▶ GOAL: Locate all lines in the data below that hold "Basınçlı" and show them.
___ TASK INPUT ___
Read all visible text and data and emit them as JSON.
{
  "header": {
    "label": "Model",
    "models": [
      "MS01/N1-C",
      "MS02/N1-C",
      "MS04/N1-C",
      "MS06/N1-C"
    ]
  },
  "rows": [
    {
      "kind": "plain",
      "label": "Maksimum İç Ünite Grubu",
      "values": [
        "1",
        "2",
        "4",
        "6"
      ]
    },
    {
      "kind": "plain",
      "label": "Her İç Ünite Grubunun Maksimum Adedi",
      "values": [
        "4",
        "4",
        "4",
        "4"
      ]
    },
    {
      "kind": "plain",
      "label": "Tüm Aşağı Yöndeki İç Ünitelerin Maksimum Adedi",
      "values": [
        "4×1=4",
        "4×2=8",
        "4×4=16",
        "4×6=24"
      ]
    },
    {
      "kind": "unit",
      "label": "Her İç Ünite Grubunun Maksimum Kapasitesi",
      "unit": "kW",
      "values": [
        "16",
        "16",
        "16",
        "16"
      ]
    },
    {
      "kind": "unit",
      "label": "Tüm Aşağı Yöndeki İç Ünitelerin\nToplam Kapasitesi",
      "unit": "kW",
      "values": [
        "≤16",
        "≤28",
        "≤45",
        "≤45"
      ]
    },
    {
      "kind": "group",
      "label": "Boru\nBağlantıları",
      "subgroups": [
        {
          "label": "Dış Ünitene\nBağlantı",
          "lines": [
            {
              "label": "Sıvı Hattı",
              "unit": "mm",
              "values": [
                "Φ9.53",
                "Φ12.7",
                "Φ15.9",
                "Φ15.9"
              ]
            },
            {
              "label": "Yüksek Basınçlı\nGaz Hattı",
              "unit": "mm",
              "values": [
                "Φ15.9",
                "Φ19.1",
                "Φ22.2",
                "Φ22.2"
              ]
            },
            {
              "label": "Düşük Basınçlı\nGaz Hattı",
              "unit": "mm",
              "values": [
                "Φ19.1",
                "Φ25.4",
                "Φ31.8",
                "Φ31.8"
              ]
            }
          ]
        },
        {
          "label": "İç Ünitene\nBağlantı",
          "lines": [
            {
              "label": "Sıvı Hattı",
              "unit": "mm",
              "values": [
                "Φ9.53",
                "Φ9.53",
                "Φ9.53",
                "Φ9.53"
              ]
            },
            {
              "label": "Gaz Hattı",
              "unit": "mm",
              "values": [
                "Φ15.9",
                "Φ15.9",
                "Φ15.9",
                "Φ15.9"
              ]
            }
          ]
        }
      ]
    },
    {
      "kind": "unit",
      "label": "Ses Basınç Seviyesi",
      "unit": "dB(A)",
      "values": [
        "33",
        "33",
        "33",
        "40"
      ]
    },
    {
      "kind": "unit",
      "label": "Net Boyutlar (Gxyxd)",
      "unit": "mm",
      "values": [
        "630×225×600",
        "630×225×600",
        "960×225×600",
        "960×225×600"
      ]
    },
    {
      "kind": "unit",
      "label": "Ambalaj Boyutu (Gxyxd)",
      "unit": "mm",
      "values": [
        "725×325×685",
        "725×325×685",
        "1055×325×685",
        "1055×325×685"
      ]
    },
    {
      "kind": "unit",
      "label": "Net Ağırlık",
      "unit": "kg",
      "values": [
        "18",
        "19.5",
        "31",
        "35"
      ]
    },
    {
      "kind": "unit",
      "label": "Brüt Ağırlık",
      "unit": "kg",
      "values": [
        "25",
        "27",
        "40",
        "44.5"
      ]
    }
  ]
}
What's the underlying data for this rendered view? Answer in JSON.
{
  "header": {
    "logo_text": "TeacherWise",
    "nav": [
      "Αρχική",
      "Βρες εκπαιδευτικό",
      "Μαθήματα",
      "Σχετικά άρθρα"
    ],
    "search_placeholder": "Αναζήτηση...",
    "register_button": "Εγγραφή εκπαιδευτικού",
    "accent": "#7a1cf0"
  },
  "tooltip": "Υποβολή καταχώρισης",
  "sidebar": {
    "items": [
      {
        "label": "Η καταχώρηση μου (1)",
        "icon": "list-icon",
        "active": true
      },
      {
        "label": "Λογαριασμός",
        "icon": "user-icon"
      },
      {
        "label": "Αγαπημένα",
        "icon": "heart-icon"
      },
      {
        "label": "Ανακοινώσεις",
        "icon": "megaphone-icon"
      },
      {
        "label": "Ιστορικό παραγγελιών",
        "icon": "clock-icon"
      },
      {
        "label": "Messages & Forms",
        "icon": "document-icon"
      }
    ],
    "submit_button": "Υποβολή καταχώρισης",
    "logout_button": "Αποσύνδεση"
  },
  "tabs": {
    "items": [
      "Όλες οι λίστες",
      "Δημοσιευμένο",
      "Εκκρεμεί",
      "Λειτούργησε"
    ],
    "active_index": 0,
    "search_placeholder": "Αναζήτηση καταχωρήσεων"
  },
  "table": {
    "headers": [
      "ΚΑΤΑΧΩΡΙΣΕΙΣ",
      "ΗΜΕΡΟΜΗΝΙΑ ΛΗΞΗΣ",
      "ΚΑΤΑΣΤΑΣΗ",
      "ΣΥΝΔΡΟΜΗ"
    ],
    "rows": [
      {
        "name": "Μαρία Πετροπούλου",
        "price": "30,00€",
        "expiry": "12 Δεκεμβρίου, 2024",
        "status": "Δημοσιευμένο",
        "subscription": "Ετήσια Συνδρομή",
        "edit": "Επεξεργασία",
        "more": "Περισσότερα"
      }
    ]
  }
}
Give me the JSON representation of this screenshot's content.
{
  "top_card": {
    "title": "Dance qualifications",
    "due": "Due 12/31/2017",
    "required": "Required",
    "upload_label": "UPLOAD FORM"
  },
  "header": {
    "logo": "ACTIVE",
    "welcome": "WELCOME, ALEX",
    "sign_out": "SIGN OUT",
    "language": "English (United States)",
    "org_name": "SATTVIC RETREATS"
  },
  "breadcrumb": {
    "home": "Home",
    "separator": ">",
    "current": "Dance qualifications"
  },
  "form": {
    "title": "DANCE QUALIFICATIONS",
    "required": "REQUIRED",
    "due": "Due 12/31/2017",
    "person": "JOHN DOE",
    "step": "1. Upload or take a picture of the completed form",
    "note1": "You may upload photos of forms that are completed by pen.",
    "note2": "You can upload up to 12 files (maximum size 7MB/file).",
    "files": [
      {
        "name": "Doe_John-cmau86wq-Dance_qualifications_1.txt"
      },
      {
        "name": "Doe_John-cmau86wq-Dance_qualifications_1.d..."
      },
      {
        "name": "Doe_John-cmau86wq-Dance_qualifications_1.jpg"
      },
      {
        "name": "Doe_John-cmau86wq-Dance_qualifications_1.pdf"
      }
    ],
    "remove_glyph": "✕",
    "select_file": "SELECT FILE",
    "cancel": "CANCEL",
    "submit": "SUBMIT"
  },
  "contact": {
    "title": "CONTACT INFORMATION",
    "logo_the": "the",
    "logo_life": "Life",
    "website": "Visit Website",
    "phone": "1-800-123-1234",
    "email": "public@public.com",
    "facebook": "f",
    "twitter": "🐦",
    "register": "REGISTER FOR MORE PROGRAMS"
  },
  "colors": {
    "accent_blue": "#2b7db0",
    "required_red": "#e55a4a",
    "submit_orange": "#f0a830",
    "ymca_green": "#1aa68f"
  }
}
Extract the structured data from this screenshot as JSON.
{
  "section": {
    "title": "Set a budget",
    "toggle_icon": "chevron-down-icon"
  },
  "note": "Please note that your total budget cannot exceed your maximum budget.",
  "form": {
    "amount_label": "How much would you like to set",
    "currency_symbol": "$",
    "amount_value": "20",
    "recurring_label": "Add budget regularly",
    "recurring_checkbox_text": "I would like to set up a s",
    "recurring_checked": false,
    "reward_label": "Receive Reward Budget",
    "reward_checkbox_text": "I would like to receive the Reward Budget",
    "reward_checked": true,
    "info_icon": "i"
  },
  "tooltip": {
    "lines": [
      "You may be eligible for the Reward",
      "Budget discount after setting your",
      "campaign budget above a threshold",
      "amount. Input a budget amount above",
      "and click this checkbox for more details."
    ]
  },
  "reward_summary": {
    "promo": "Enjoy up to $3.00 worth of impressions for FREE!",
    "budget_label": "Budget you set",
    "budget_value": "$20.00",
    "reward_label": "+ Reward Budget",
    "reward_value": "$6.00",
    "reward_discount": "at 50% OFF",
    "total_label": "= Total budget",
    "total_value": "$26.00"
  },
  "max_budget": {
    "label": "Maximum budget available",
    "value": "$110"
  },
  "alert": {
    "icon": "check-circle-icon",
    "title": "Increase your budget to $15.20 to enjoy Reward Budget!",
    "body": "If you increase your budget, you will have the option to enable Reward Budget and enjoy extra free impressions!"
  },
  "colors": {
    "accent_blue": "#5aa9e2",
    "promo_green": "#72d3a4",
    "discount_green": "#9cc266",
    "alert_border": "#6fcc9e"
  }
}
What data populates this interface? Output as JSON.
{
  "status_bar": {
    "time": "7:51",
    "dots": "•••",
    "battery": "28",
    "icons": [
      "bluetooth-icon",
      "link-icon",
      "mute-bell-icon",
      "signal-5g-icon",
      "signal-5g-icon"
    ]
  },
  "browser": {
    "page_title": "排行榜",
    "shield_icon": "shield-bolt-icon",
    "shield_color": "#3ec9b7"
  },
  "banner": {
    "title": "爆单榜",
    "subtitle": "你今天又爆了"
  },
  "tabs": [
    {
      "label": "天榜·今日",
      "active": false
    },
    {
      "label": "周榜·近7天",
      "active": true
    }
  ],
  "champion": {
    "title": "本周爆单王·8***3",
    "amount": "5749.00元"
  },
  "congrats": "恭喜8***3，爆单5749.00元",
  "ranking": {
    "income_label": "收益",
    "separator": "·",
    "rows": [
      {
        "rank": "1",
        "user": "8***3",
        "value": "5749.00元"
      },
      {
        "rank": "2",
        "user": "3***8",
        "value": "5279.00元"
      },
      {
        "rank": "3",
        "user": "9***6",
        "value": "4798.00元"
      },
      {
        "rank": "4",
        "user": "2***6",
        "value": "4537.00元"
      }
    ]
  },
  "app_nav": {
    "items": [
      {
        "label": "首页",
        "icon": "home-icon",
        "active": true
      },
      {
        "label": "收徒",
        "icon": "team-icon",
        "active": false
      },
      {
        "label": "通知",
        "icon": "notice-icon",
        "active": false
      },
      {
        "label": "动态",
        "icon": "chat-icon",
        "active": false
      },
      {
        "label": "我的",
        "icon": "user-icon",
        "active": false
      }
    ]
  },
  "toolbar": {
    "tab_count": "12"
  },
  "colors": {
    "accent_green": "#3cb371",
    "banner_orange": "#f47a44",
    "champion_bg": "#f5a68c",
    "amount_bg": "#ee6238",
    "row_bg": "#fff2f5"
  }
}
___
▶ THE OUTPUT:
              "label": "Yüksek Basınçlı\nGaz Hattı",
              "label": "Düşük Basınçlı\nGaz Hattı",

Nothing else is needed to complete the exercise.